= Page excerpt =

-- START --

So my 1.5 hour lead, turned into a two hour back track. Hotel was MUCH harder to find going the other direction, iPhone told me to F-off. Now it's 9am and I'm starving. A quick breakfast, and I'm on the road at 10am. 4 hours behind schedule Looks like I'm gonna hit a lot more heat that I planed; weather report says it'll be 102+F from Phoenix to San Diego


OK, so I try to speed it up, and now plan for a lunch in Phoenix. The right down I-17 is nice and scenic, all downhill and fast. But, as I progress, it starts getting hotter and hotter; like REALLY hot. I know Phoenix beltway traffic sucks, so I hope to get to the sound side for a lunch stop, and over to I-10. I make it to a semi-industrial area, stuck in traffic with the heat radiating off the tractor trailers around me. This sucks!

I pull off the Interstate to deal with the iPhone and a place to eat. First off, finding shade at 12:30 is REALLY tough in this area. Took a while, but found a building:



I forget why I had the tools it out, but something was loose.

Anyway, I though "man, how hot is it", well....




OK, yes, its a 'dry heat' and the shade is not that bad. We have TONS of humidity at home, and it's like zero here. But still, 108 is 108, and it's F'n HOT! Would have killed for the coolness of 101 that they predicted.

-- END --

= Entries shown =

-- START --

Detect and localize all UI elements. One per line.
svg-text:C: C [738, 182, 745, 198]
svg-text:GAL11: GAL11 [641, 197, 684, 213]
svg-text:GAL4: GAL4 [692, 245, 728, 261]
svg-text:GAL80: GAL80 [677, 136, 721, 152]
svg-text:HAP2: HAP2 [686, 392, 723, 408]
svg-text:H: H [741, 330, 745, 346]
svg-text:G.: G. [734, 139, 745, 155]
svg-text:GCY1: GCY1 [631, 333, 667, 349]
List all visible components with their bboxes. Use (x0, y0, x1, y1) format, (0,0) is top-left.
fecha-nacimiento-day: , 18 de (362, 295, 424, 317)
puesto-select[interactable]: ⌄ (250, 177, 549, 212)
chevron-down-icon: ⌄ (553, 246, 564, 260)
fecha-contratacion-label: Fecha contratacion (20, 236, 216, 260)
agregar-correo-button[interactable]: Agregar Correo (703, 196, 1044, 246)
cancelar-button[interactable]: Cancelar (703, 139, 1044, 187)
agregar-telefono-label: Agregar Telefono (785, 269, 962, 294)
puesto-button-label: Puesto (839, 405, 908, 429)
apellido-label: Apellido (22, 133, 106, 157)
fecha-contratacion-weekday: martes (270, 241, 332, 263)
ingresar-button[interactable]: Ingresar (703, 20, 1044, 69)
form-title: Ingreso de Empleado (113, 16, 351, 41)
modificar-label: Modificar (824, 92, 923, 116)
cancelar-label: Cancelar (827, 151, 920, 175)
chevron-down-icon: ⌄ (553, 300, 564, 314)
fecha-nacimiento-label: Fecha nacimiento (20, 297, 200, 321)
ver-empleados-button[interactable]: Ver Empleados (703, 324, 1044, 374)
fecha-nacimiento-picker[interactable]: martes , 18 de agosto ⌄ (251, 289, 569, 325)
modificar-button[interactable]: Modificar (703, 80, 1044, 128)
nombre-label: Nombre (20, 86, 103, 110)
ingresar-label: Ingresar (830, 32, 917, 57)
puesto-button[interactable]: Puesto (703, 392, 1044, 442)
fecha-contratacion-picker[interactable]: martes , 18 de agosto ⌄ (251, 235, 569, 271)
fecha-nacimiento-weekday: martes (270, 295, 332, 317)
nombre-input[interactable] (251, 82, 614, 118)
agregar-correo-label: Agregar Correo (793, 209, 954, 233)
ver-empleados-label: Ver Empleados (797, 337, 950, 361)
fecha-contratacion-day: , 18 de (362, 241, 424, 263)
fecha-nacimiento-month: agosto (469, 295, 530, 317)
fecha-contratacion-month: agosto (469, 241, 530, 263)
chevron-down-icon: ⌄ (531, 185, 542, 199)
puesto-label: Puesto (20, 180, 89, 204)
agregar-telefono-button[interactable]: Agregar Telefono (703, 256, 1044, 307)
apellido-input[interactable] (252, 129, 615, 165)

-- END --

= What the task asks =
Reproduce the passage of the road-trip account that begins with the words containing "Anyway, I though" and ends with "that they predicted.", word for word.

= Result =
Anyway, I though "man, how hot is it", well....




OK, yes, its a 'dry heat' and the shade is not that bad. We have TONS of humidity at home, and it's like zero here. But still, 108 is 108, and it's F'n HOT! Would have killed for the coolness of 101 that they predicted.